> _Excerpted passage_:
While the broader FTSE 100 has leapt from March’s troughs, the blue-chip banks continue to struggle for traction. Take Lloyds Banking Group (LSE: LLOY) as an example. At around 30p, its shares remain just a whisker away from last month’s eight-year lows.
This is hardly a surprise. Britain is facing the sort of economic contraction not seen for centuries as it recovers from the Covid-19 crisis. What’s really spooking investors though is the threat that the Bank of England will increase measures to support the economy.
A number of Threadneedle Street policymakers have touted the possible introduction of more monetary easing in recent weeks. A plunge into negative interest rates is also seemingly on the table, surely to the despair of Lloyds. Worryingly another member of the central bank’s Monetary Policy Committee put his head above the parapet last week to comment on what we could possibly expect.
Bank talk
Thursday saw Michael Saunders take the time to demand that the bank take “aggressive” action to combat the economic destruction caused by the coronavirus, commenting that “it is safer to err on the side of easing somewhat too much, and then if necessary tighten as capacity pressures eventually build, rather than ease too little and find the economy gets stuck in a low inflation rut”.

> _Information supplied_:
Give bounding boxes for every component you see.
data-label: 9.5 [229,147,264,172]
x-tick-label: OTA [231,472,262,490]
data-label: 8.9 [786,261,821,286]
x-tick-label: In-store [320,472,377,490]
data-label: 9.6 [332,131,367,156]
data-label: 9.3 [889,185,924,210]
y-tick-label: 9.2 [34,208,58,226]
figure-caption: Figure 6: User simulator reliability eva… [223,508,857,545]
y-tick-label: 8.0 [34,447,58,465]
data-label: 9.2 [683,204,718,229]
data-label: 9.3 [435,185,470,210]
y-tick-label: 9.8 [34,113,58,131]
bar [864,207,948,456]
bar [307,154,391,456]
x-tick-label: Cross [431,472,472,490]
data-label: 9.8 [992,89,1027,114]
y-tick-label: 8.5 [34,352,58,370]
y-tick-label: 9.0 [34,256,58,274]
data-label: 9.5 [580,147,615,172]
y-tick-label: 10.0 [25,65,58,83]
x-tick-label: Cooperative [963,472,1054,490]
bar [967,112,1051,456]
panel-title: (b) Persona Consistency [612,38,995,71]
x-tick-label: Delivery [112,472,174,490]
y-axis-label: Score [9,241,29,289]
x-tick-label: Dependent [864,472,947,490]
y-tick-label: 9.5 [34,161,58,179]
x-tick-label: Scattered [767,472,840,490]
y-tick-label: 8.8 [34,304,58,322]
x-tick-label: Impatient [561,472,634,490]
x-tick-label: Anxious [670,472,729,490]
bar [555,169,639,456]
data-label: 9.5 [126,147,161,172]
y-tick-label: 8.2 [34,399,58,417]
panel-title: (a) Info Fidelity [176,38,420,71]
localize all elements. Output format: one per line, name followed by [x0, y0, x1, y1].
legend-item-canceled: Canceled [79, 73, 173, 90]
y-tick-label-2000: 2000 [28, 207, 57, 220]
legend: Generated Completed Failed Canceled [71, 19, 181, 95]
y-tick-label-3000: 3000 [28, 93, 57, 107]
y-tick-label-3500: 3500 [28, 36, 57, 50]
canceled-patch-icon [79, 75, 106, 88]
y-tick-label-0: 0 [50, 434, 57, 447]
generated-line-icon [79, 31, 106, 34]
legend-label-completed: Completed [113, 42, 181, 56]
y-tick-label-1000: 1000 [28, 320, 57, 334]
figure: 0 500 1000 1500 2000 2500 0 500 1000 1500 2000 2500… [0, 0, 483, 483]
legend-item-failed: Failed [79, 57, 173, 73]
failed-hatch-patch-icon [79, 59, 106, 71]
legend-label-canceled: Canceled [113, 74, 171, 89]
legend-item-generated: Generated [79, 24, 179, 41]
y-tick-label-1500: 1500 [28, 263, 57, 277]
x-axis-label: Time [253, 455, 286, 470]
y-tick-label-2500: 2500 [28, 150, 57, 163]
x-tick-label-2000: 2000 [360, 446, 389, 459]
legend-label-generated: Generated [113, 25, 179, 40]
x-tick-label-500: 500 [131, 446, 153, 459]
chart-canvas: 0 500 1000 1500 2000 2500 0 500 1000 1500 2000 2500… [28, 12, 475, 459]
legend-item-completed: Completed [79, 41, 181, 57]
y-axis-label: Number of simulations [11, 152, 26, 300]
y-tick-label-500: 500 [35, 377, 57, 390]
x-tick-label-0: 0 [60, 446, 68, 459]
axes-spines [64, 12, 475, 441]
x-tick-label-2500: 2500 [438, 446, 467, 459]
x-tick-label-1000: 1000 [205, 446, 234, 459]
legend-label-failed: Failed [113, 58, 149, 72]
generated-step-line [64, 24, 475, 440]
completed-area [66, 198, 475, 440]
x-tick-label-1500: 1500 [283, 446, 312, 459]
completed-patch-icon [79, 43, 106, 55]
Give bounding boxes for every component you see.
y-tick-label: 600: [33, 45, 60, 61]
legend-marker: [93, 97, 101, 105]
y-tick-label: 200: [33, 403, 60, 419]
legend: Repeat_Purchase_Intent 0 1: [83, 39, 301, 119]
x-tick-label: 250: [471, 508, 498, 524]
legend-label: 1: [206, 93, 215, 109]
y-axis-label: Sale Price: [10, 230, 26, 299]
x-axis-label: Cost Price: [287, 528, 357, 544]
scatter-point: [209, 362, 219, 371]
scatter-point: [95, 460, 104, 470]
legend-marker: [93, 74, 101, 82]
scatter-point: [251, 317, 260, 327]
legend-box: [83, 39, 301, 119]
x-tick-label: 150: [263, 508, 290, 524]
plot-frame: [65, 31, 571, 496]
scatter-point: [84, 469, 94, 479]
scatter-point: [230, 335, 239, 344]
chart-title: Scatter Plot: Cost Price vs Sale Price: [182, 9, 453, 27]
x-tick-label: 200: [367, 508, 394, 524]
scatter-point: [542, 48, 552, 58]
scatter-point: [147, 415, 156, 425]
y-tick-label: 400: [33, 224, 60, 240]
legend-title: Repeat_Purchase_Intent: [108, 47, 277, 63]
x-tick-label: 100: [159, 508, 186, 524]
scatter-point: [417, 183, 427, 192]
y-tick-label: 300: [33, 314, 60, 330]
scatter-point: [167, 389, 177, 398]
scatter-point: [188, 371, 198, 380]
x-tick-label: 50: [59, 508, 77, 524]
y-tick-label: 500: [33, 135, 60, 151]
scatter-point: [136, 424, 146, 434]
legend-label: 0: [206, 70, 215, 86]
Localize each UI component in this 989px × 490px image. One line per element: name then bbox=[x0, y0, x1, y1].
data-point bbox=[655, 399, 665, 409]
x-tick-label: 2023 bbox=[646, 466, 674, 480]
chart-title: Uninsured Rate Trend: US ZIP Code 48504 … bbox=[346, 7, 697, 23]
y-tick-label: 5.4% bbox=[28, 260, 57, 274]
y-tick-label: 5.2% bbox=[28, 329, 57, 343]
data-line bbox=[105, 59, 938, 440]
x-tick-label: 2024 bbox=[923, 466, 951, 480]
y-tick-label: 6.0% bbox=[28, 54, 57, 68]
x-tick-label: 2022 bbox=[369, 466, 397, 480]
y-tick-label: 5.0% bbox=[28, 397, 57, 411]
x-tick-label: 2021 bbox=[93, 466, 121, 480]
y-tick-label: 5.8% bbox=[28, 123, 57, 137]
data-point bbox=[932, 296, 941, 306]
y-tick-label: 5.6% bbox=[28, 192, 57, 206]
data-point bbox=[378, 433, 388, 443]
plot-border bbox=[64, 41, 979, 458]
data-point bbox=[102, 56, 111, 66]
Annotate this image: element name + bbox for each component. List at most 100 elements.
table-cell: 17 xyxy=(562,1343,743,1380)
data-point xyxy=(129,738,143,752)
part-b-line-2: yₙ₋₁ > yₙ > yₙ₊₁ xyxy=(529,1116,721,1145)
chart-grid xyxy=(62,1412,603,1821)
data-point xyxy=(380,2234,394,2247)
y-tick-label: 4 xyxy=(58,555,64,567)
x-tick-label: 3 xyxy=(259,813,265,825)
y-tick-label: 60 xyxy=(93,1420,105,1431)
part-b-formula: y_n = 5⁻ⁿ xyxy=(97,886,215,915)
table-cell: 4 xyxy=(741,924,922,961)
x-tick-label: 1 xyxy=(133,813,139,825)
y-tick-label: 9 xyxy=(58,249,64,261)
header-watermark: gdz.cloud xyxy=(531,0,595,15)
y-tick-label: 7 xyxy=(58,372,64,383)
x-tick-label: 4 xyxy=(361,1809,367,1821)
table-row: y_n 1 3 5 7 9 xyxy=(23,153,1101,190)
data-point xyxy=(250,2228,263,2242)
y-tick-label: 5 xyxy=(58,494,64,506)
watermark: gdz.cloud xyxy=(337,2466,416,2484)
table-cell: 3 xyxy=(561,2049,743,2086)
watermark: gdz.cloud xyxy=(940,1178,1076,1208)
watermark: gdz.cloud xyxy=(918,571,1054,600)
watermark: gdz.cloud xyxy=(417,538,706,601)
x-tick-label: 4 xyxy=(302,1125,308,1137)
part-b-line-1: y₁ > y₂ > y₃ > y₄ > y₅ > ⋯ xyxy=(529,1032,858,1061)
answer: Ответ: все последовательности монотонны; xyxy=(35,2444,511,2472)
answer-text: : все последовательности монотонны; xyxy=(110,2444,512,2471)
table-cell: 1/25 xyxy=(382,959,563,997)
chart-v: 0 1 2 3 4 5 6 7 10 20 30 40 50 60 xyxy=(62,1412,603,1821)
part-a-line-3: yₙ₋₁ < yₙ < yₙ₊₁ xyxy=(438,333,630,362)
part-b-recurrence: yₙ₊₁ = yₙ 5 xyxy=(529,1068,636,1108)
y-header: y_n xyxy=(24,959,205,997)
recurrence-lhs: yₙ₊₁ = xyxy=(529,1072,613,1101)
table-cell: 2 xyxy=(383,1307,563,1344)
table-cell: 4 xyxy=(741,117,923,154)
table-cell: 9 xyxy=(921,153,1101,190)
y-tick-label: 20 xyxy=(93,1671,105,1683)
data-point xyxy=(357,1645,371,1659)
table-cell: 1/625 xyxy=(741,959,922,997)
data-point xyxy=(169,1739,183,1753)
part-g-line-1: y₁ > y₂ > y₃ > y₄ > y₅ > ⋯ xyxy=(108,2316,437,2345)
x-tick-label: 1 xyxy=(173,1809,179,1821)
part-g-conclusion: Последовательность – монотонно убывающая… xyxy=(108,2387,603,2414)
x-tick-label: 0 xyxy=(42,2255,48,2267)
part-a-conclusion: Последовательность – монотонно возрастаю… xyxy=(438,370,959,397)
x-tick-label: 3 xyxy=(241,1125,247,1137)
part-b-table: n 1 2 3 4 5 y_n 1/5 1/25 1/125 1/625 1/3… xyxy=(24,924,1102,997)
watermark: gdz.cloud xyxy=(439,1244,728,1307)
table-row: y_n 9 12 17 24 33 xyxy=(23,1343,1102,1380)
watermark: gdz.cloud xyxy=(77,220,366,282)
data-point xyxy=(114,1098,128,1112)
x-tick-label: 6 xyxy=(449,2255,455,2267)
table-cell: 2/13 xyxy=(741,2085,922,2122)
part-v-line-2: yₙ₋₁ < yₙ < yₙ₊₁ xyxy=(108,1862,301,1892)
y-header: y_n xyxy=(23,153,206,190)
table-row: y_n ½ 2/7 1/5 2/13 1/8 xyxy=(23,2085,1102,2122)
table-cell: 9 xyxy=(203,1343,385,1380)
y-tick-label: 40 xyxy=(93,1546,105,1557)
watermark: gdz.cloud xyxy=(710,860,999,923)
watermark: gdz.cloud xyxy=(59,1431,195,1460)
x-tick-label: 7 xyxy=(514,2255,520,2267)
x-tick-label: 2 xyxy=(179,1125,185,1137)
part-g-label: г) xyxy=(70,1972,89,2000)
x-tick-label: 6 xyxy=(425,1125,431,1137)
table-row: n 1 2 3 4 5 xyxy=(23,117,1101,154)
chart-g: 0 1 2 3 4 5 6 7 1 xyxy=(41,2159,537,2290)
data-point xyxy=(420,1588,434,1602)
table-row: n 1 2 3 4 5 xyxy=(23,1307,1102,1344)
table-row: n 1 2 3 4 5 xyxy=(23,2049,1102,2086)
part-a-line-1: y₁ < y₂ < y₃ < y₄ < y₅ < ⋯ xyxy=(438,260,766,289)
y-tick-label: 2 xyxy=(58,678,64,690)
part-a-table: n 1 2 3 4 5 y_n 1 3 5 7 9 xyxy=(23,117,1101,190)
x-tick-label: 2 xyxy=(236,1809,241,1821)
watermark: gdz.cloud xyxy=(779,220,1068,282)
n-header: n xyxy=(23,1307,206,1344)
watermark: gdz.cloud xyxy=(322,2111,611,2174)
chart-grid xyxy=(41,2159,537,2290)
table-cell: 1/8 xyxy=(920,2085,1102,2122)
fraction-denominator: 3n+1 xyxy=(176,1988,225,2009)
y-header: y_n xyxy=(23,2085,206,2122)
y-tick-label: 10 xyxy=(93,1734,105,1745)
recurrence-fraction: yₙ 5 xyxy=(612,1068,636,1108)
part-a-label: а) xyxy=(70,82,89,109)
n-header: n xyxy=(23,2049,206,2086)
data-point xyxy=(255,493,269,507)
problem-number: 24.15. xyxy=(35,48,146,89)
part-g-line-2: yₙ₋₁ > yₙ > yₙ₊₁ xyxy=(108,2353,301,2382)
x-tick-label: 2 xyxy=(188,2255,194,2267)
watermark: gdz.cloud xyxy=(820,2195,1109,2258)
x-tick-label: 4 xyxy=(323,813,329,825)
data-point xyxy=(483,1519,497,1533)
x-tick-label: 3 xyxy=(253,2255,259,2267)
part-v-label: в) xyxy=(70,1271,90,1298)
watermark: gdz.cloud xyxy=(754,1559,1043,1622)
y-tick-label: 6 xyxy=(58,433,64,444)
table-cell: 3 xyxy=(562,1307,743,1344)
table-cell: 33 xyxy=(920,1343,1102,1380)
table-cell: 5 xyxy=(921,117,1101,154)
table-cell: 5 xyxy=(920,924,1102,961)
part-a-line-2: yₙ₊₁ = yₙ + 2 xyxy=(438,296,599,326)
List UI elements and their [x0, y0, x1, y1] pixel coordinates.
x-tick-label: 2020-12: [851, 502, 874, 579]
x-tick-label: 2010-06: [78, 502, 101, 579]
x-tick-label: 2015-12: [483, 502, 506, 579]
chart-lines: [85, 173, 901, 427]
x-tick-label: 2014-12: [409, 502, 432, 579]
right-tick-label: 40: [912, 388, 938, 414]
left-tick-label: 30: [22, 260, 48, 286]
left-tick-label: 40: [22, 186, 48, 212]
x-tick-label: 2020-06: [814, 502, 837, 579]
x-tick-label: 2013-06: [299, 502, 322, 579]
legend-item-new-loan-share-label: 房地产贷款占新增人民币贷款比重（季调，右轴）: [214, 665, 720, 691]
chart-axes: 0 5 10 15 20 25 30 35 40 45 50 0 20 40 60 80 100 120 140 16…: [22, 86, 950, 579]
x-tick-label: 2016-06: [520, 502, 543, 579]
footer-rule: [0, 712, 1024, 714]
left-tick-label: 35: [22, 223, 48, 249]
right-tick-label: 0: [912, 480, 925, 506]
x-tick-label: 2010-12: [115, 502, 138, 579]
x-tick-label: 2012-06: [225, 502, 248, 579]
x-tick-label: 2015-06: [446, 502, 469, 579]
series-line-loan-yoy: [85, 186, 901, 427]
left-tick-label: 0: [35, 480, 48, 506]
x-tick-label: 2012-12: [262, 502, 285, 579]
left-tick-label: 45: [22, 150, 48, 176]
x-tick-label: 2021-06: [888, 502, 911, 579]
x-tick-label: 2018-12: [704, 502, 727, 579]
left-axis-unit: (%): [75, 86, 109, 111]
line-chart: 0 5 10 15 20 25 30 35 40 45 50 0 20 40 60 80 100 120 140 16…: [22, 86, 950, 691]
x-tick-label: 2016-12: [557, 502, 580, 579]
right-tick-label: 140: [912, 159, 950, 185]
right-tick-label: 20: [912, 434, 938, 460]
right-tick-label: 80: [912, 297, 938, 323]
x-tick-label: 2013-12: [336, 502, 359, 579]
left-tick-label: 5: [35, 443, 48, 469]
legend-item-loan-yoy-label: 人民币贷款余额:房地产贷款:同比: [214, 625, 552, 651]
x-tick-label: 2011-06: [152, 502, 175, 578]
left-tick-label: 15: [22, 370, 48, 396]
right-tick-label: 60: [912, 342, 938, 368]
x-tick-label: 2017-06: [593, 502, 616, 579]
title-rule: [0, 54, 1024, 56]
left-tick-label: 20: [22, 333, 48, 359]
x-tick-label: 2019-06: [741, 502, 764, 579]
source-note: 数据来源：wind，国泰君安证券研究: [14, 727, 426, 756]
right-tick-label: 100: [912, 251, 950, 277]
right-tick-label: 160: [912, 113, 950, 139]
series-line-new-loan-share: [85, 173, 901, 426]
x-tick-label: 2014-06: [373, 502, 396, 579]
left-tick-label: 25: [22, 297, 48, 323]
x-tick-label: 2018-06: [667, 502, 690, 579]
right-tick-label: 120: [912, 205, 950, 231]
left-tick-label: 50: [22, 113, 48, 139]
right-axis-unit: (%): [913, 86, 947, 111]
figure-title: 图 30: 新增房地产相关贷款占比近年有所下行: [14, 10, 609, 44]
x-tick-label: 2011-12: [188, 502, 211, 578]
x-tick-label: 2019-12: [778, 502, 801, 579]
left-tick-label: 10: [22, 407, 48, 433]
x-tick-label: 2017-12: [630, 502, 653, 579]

> _Exercise brief_: Extend the article on Lloyds shares and possible Bank of England easing, beginning right after its final sentence.

> _Answer space_:
He added that the threat posed by rising inflation is “negligible”, providing possible justification for the Bank of England to cut rates from their current record lows of 0.1%.
Saunders speculated that the post-Covid-19 downturn could last several years, suggesting that we can expect UK monetary policy to remain ultra-doveish for the foreseeable future.
Footsie fears
The economic downturn delivers a double whammy for Lloyds and its FTSE 100 peers like Barclays and RBS. The banks can expect a prolonged environment of weak revenues and a possible explosion in loan impairments. The former has already been forced to eat a £1.43bn charge in anticipation of tough trading conditions.
Such struggles were to be expected, of course. What perhaps was not is the size of the hunger from Bank of England policy setters to follow recent emergency action with more rate cuts and rounds of quantitative easing. No wonder share pickers are reluctant to go frantically dip buying over at Lloyds, then. Rock-bottom interest rates have crushed profits creation at the banks since the 2008–09 banking crisis.
Another big danger to Britain’s banks emerged this week, too. The threat of a no deal Brexit has damaged their business over the past few years. And the chances of this economically disruptive scenario have grown over the past month. The latest danger to trade talks collapsing in June is a fresh row over fishing rights after 2020.
Combined with the economic implications of the Covid-19 saga, it looks like Lloyds will struggle during the first few years of this new decade at least. This is therefore a share that Footsie investors need to avoid.